Copy all the entries below exactly, but not the pictures.

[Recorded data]
>> begin
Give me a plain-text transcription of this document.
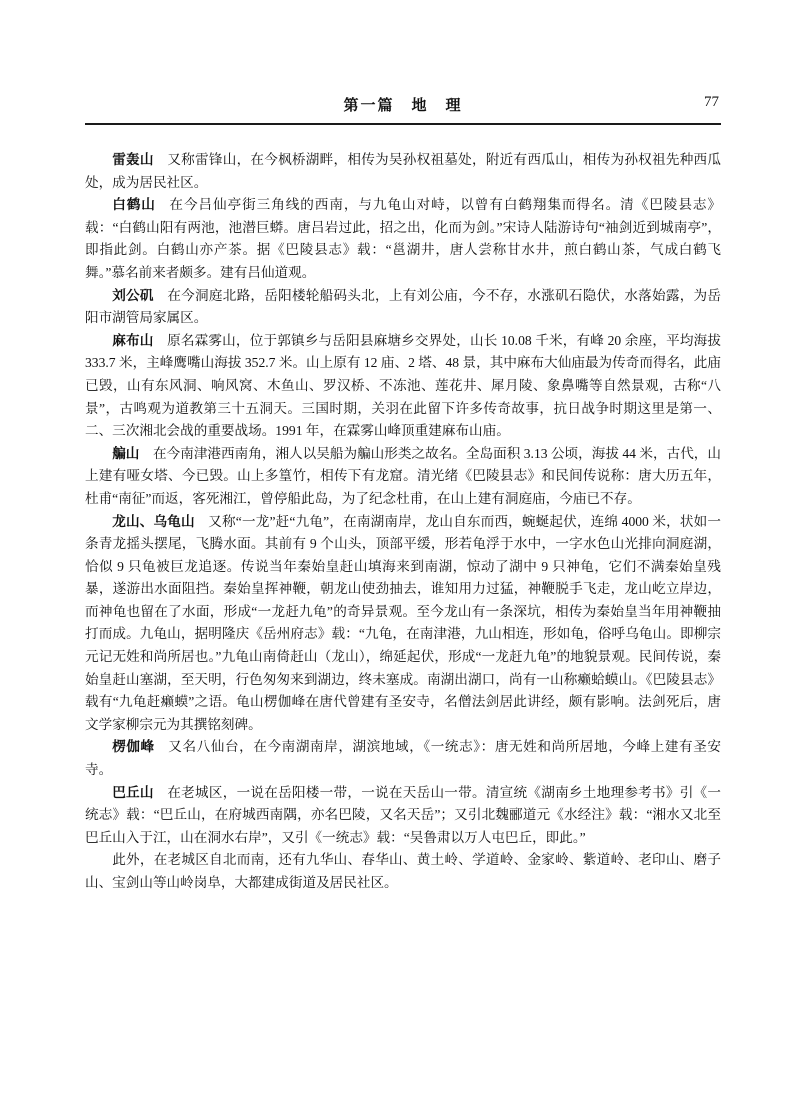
第一篇　地　理	77

雷轰山 又称雷锋山，在今枫桥湖畔，相传为吴孙权祖墓处，附近有西瓜山，相传为孙权祖先种西瓜处，成为居民社区。

白鹤山 在今吕仙亭街三角线的西南，与九龟山对峙，以曾有白鹤翔集而得名。清《巴陵县志》载：“白鹤山阳有两池，池潜巨蟒。唐吕岩过此，招之出，化而为剑。”宋诗人陆游诗句“袖剑近到城南亭”，即指此剑。白鹤山亦产茶。据《巴陵县志》载：“邕湖井，唐人尝称甘水井，煎白鹤山茶，气成白鹤飞舞。”慕名前来者颇多。建有吕仙道观。

刘公矶 在今洞庭北路，岳阳楼轮船码头北，上有刘公庙，今不存，水涨矶石隐伏，水落始露，为岳阳市湖管局家属区。

麻布山 原名霖雾山，位于郭镇乡与岳阳县麻塘乡交界处，山长 10.08 千米，有峰 20 余座，平均海拔 333.7 米，主峰鹰嘴山海拔 352.7 米。山上原有 12 庙、2 塔、48 景，其中麻布大仙庙最为传奇而得名，此庙已毁，山有东风洞、响风窝、木鱼山、罗汉桥、不冻池、莲花井、犀月陵、象鼻嘴等自然景观，古称“八景”，古鸣观为道教第三十五洞天。三国时期，关羽在此留下许多传奇故事，抗日战争时期这里是第一、二、三次湘北会战的重要战场。1991 年，在霖雾山峰顶重建麻布山庙。

艑山 在今南津港西南角，湘人以吴船为艑山形类之故名。全岛面积 3.13 公顷，海拔 44 米，古代，山上建有哑女塔、今已毁。山上多篁竹，相传下有龙窟。清光绪《巴陵县志》和民间传说称：唐大历五年，杜甫“南征”而返，客死湘江，曾停船此岛，为了纪念杜甫，在山上建有洞庭庙，今庙已不存。

龙山、乌龟山 又称“一龙”赶“九龟”，在南湖南岸，龙山自东而西，蜿蜒起伏，连绵 4000 米，状如一条青龙摇头摆尾，飞腾水面。其前有 9 个山头，顶部平缓，形若龟浮于水中，一字水色山光排向洞庭湖，恰似 9 只龟被巨龙追逐。传说当年秦始皇赶山填海来到南湖，惊动了湖中 9 只神龟，它们不满秦始皇残暴，遂游出水面阻挡。秦始皇挥神鞭，朝龙山使劲抽去，谁知用力过猛，神鞭脱手飞走，龙山屹立岸边，而神龟也留在了水面，形成“一龙赶九龟”的奇异景观。至今龙山有一条深坑，相传为秦始皇当年用神鞭抽打而成。九龟山，据明隆庆《岳州府志》载：“九龟，在南津港，九山相连，形如龟，俗呼乌龟山。即柳宗元记无姓和尚所居也。”九龟山南倚赶山（龙山），绵延起伏，形成“一龙赶九龟”的地貌景观。民间传说，秦始皇赶山塞湖，至天明，行色匆匆来到湖边，终未塞成。南湖出湖口，尚有一山称癞蛤蟆山。《巴陵县志》载有“九龟赶癞蟆”之语。龟山楞伽峰在唐代曾建有圣安寺，名僧法剑居此讲经，颇有影响。法剑死后，唐文学家柳宗元为其撰铭刻碑。

楞伽峰 又名八仙台，在今南湖南岸，湖滨地域，《一统志》：唐无姓和尚所居地，今峰上建有圣安寺。

巴丘山 在老城区，一说在岳阳楼一带，一说在天岳山一带。清宣统《湖南乡土地理参考书》引《一统志》载：“巴丘山，在府城西南隅，亦名巴陵，又名天岳”；又引北魏郦道元《水经注》载：“湘水又北至巴丘山入于江，山在洞水右岸”，又引《一统志》载：“吴鲁肃以万人屯巴丘，即此。”

此外，在老城区自北而南，还有九华山、春华山、黄土岭、学道岭、金家岭、紫道岭、老印山、磨子山、宝剑山等山岭岗阜，大都建成街道及居民社区。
>> end
- REPLY -
Give me a plain-text transcription of this document.
第一篇　地　理	77

雷轰山 又称雷锋山，在今枫桥湖畔，相传为吴孙权祖墓处，附近有西瓜山，相传为孙权祖先种西瓜处，成为居民社区。

白鹤山 在今吕仙亭街三角线的西南，与九龟山对峙，以曾有白鹤翔集而得名。清《巴陵县志》载：“白鹤山阳有两池，池潜巨蟒。唐吕岩过此，招之出，化而为剑。”宋诗人陆游诗句“袖剑近到城南亭”，即指此剑。白鹤山亦产茶。据《巴陵县志》载：“邕湖井，唐人尝称甘水井，煎白鹤山茶，气成白鹤飞舞。”慕名前来者颇多。建有吕仙道观。

刘公矶 在今洞庭北路，岳阳楼轮船码头北，上有刘公庙，今不存，水涨矶石隐伏，水落始露，为岳阳市湖管局家属区。

麻布山 原名霖雾山，位于郭镇乡与岳阳县麻塘乡交界处，山长 10.08 千米，有峰 20 余座，平均海拔 333.7 米，主峰鹰嘴山海拔 352.7 米。山上原有 12 庙、2 塔、48 景，其中麻布大仙庙最为传奇而得名，此庙已毁，山有东风洞、响风窝、木鱼山、罗汉桥、不冻池、莲花井、犀月陵、象鼻嘴等自然景观，古称“八景”，古鸣观为道教第三十五洞天。三国时期，关羽在此留下许多传奇故事，抗日战争时期这里是第一、二、三次湘北会战的重要战场。1991 年，在霖雾山峰顶重建麻布山庙。

艑山 在今南津港西南角，湘人以吴船为艑山形类之故名。全岛面积 3.13 公顷，海拔 44 米，古代，山上建有哑女塔、今已毁。山上多篁竹，相传下有龙窟。清光绪《巴陵县志》和民间传说称：唐大历五年，杜甫“南征”而返，客死湘江，曾停船此岛，为了纪念杜甫，在山上建有洞庭庙，今庙已不存。

龙山、乌龟山 又称“一龙”赶“九龟”，在南湖南岸，龙山自东而西，蜿蜒起伏，连绵 4000 米，状如一条青龙摇头摆尾，飞腾水面。其前有 9 个山头，顶部平缓，形若龟浮于水中，一字水色山光排向洞庭湖，恰似 9 只龟被巨龙追逐。传说当年秦始皇赶山填海来到南湖，惊动了湖中 9 只神龟，它们不满秦始皇残暴，遂游出水面阻挡。秦始皇挥神鞭，朝龙山使劲抽去，谁知用力过猛，神鞭脱手飞走，龙山屹立岸边，而神龟也留在了水面，形成“一龙赶九龟”的奇异景观。至今龙山有一条深坑，相传为秦始皇当年用神鞭抽打而成。九龟山，据明隆庆《岳州府志》载：“九龟，在南津港，九山相连，形如龟，俗呼乌龟山。即柳宗元记无姓和尚所居也。”九龟山南倚赶山（龙山），绵延起伏，形成“一龙赶九龟”的地貌景观。民间传说，秦始皇赶山塞湖，至天明，行色匆匆来到湖边，终未塞成。南湖出湖口，尚有一山称癞蛤蟆山。《巴陵县志》载有“九龟赶癞蟆”之语。龟山楞伽峰在唐代曾建有圣安寺，名僧法剑居此讲经，颇有影响。法剑死后，唐文学家柳宗元为其撰铭刻碑。

楞伽峰 又名八仙台，在今南湖南岸，湖滨地域，《一统志》：唐无姓和尚所居地，今峰上建有圣安寺。

巴丘山 在老城区，一说在岳阳楼一带，一说在天岳山一带。清宣统《湖南乡土地理参考书》引《一统志》载：“巴丘山，在府城西南隅，亦名巴陵，又名天岳”；又引北魏郦道元《水经注》载：“湘水又北至巴丘山入于江，山在洞水右岸”，又引《一统志》载：“吴鲁肃以万人屯巴丘，即此。”

此外，在老城区自北而南，还有九华山、春华山、黄土岭、学道岭、金家岭、紫道岭、老印山、磨子山、宝剑山等山岭岗阜，大都建成街道及居民社区。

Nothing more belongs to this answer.